Collected data
▼

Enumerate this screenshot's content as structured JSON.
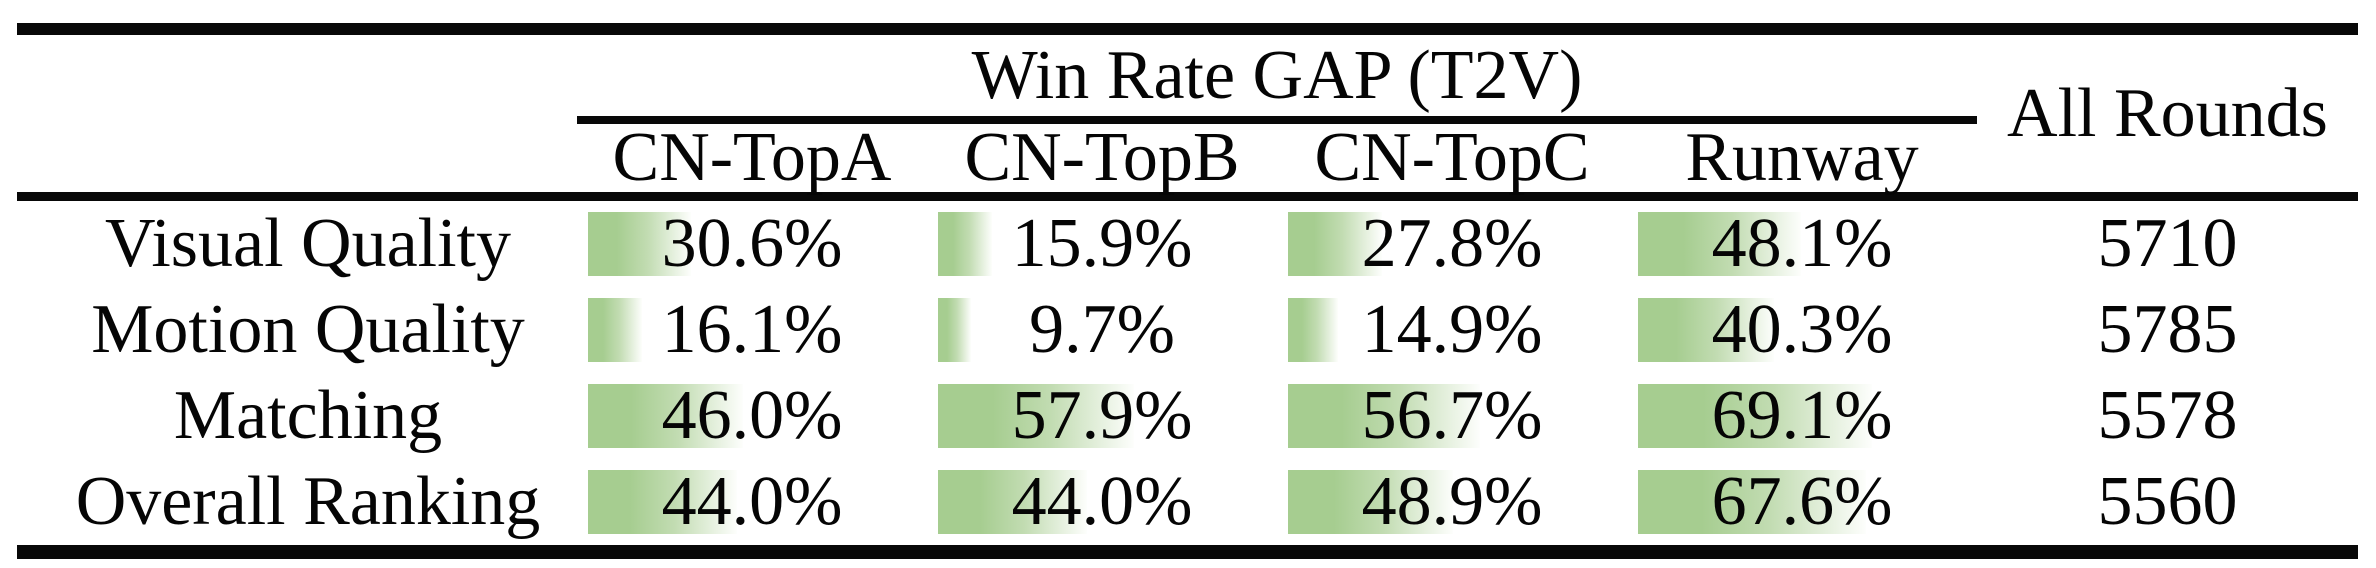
{
  "table": {
    "title": "Win Rate GAP (T2V)",
    "all_rounds_header": "All Rounds",
    "columns": [
      "CN-TopA",
      "CN-TopB",
      "CN-TopC",
      "Runway"
    ],
    "rows": [
      {
        "label": "Visual Quality",
        "cells": [
          {
            "text": "30.6%",
            "value": 30.6
          },
          {
            "text": "15.9%",
            "value": 15.9
          },
          {
            "text": "27.8%",
            "value": 27.8
          },
          {
            "text": "48.1%",
            "value": 48.1
          }
        ],
        "all_rounds": "5710"
      },
      {
        "label": "Motion Quality",
        "cells": [
          {
            "text": "16.1%",
            "value": 16.1
          },
          {
            "text": "9.7%",
            "value": 9.7
          },
          {
            "text": "14.9%",
            "value": 14.9
          },
          {
            "text": "40.3%",
            "value": 40.3
          }
        ],
        "all_rounds": "5785"
      },
      {
        "label": "Matching",
        "cells": [
          {
            "text": "46.0%",
            "value": 46.0
          },
          {
            "text": "57.9%",
            "value": 57.9
          },
          {
            "text": "56.7%",
            "value": 56.7
          },
          {
            "text": "69.1%",
            "value": 69.1
          }
        ],
        "all_rounds": "5578"
      },
      {
        "label": "Overall Ranking",
        "cells": [
          {
            "text": "44.0%",
            "value": 44.0
          },
          {
            "text": "44.0%",
            "value": 44.0
          },
          {
            "text": "48.9%",
            "value": 48.9
          },
          {
            "text": "67.6%",
            "value": 67.6
          }
        ],
        "all_rounds": "5560"
      }
    ],
    "bar_color": "#a6cd90",
    "bar_mid_color": "#c2dcb2",
    "bar_fade_color": "#fdfefc",
    "rule_color": "#080808"
  },
  "chart_data": {
    "type": "table",
    "title": "Win Rate GAP (T2V)",
    "row_header": [
      "Visual Quality",
      "Motion Quality",
      "Matching",
      "Overall Ranking"
    ],
    "columns": [
      "CN-TopA",
      "CN-TopB",
      "CN-TopC",
      "Runway",
      "All Rounds"
    ],
    "series": [
      {
        "name": "CN-TopA",
        "values": [
          30.6,
          16.1,
          46.0,
          44.0
        ],
        "unit": "%"
      },
      {
        "name": "CN-TopB",
        "values": [
          15.9,
          9.7,
          57.9,
          44.0
        ],
        "unit": "%"
      },
      {
        "name": "CN-TopC",
        "values": [
          27.8,
          14.9,
          56.7,
          48.9
        ],
        "unit": "%"
      },
      {
        "name": "Runway",
        "values": [
          48.1,
          40.3,
          69.1,
          67.6
        ],
        "unit": "%"
      },
      {
        "name": "All Rounds",
        "values": [
          5710,
          5785,
          5578,
          5560
        ],
        "unit": "count"
      }
    ],
    "cell_bar_style": "green gradient data bars, length proportional to percentage, fading left-to-right",
    "bar_range": [
      0,
      100
    ]
  }
}
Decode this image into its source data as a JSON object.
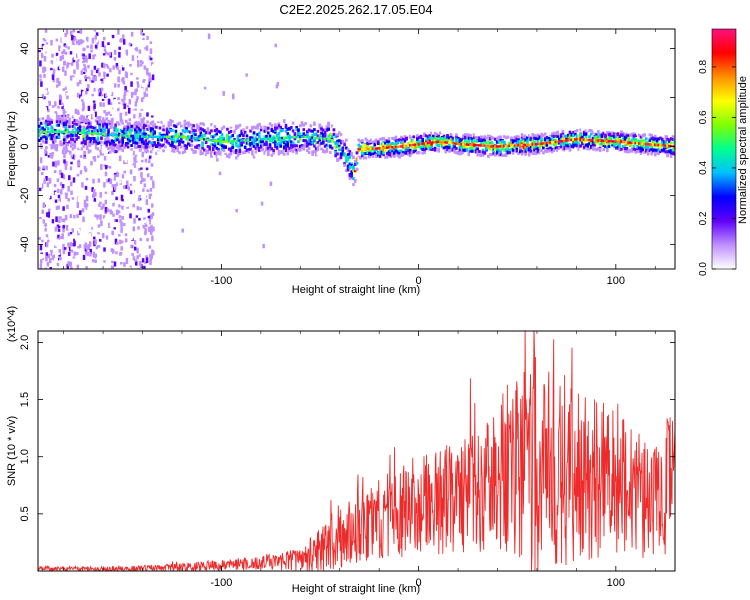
{
  "title": "C2E2.2025.262.17.05.E04",
  "chart_data": [
    {
      "type": "heatmap",
      "name": "spectrogram",
      "xlabel": "Height of straight line (km)",
      "ylabel": "Frequency (Hz)",
      "xlim": [
        -193,
        130
      ],
      "ylim": [
        -50,
        48
      ],
      "xticks": [
        -100,
        0,
        100
      ],
      "xtick_labels": [
        "-100",
        "0",
        "100"
      ],
      "yticks": [
        -40,
        -20,
        0,
        20,
        40
      ],
      "ytick_labels": [
        "-40",
        "-20",
        "0",
        "20",
        "40"
      ],
      "colorbar": {
        "label": "Normalized spectral amplitude",
        "range": [
          0,
          0.95
        ],
        "ticks": [
          0.0,
          0.2,
          0.4,
          0.6,
          0.8
        ],
        "tick_labels": [
          "0.0",
          "0.2",
          "0.4",
          "0.6",
          "0.8"
        ],
        "colors": [
          "#ffffff",
          "#c090ff",
          "#6000ff",
          "#0000ff",
          "#00c0ff",
          "#00ff90",
          "#80ff00",
          "#ffff00",
          "#ff9000",
          "#ff0000",
          "#ff1080"
        ]
      },
      "ridge": {
        "x": [
          -193,
          -180,
          -160,
          -140,
          -120,
          -100,
          -80,
          -60,
          -45,
          -38,
          -33,
          -31,
          -25,
          -10,
          0,
          10,
          20,
          40,
          60,
          80,
          100,
          115,
          130
        ],
        "freq": [
          6,
          6,
          5,
          4,
          4,
          2,
          3,
          4,
          3,
          -3,
          -11,
          -1,
          -1,
          0,
          1,
          2,
          1,
          0,
          1,
          3,
          2,
          1,
          0
        ]
      },
      "scatter_region_x": [
        -193,
        -135
      ]
    },
    {
      "type": "line",
      "name": "snr",
      "xlabel": "Height of straight line (km)",
      "ylabel": "SNR (10 * v/v)",
      "multiplier": "(x10^4)",
      "xlim": [
        -193,
        130
      ],
      "ylim": [
        0,
        2.1
      ],
      "xticks": [
        -100,
        0,
        100
      ],
      "xtick_labels": [
        "-100",
        "0",
        "100"
      ],
      "yticks": [
        0.5,
        1.0,
        1.5,
        2.0
      ],
      "ytick_labels": [
        "0.5",
        "1.0",
        "1.5",
        "2.0"
      ],
      "color": "#ee2b2b",
      "envelope": {
        "x": [
          -193,
          -150,
          -120,
          -100,
          -80,
          -60,
          -50,
          -40,
          -30,
          -20,
          -10,
          0,
          20,
          40,
          50,
          60,
          70,
          80,
          100,
          120,
          125,
          130
        ],
        "mean": [
          0.02,
          0.02,
          0.03,
          0.05,
          0.07,
          0.1,
          0.18,
          0.3,
          0.38,
          0.45,
          0.52,
          0.58,
          0.65,
          0.78,
          0.9,
          0.95,
          0.92,
          0.85,
          0.75,
          0.6,
          0.7,
          1.0
        ],
        "amp": [
          0.02,
          0.02,
          0.04,
          0.05,
          0.06,
          0.1,
          0.2,
          0.3,
          0.3,
          0.35,
          0.4,
          0.45,
          0.5,
          0.6,
          0.8,
          1.0,
          0.9,
          0.8,
          0.65,
          0.5,
          0.6,
          0.5
        ]
      }
    }
  ]
}
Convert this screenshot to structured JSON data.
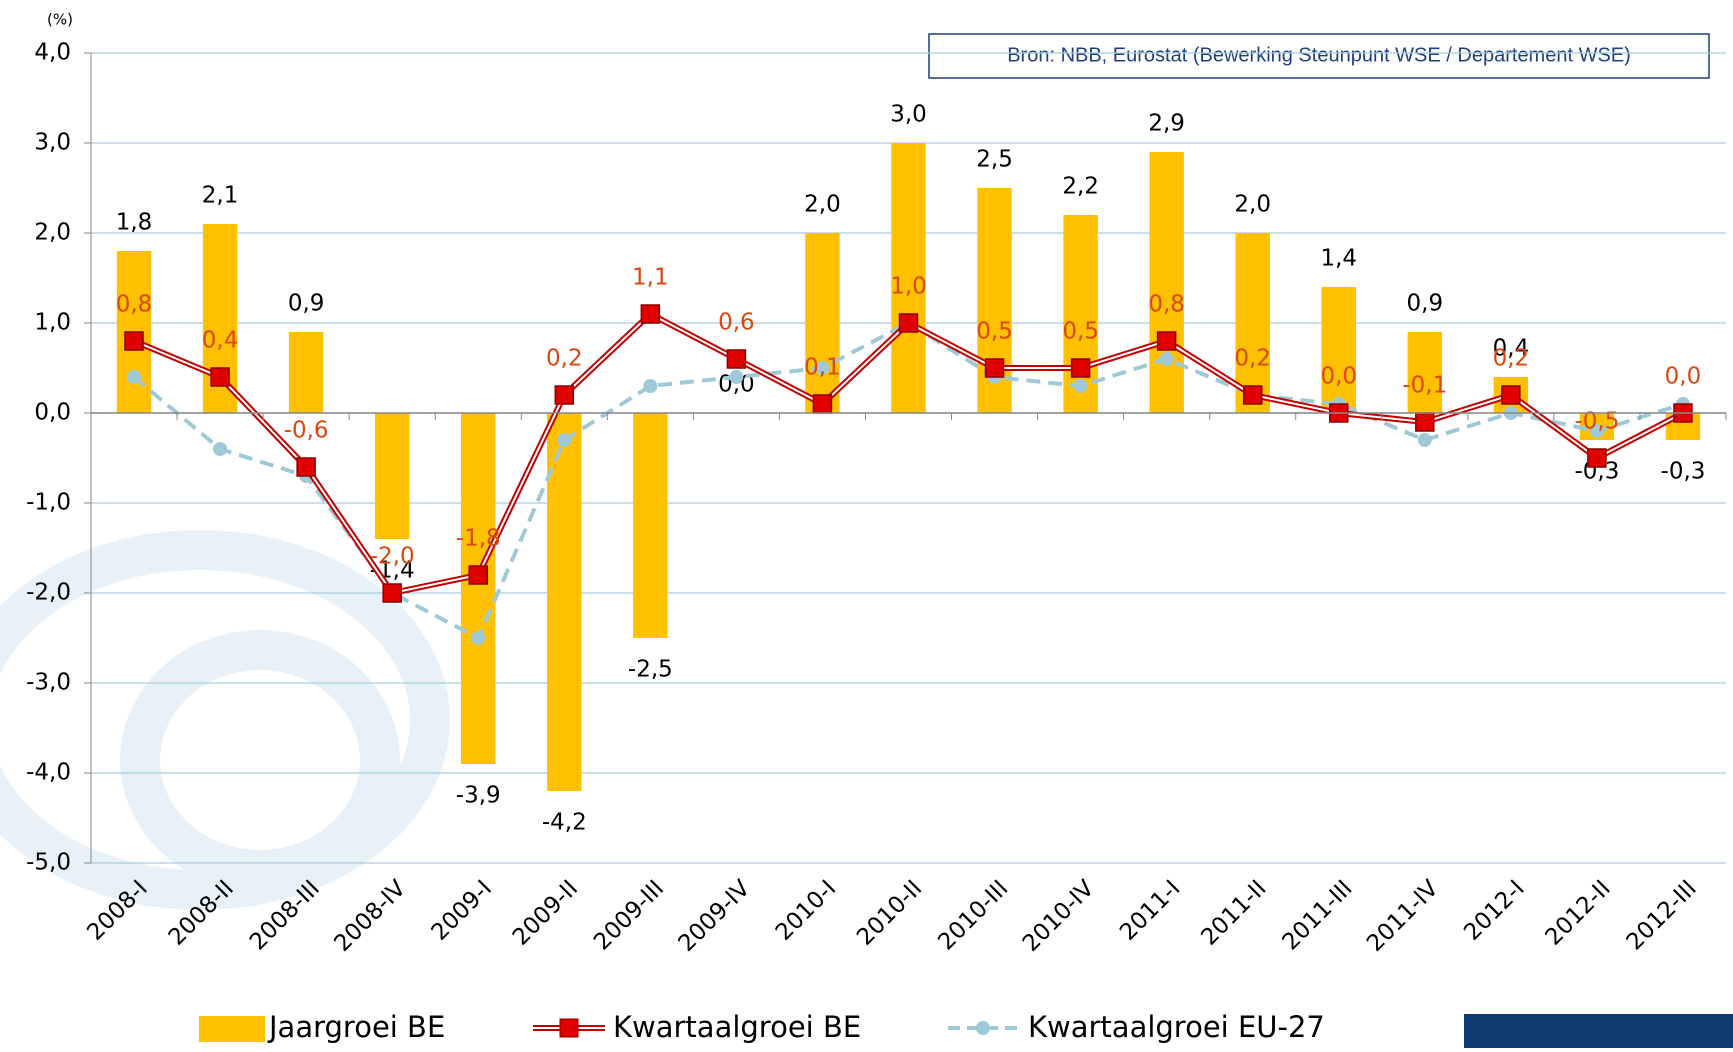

▲

* [YOUR INSTRUCTIONS] Pick out, from the lines above, every one that contains the string "JSON".

* [IN RESPONSE]
Enumerate this screenshot's content as structured JSON.
Decode this image into its source data as a JSON object.
Convert this screenshot to structured JSON data.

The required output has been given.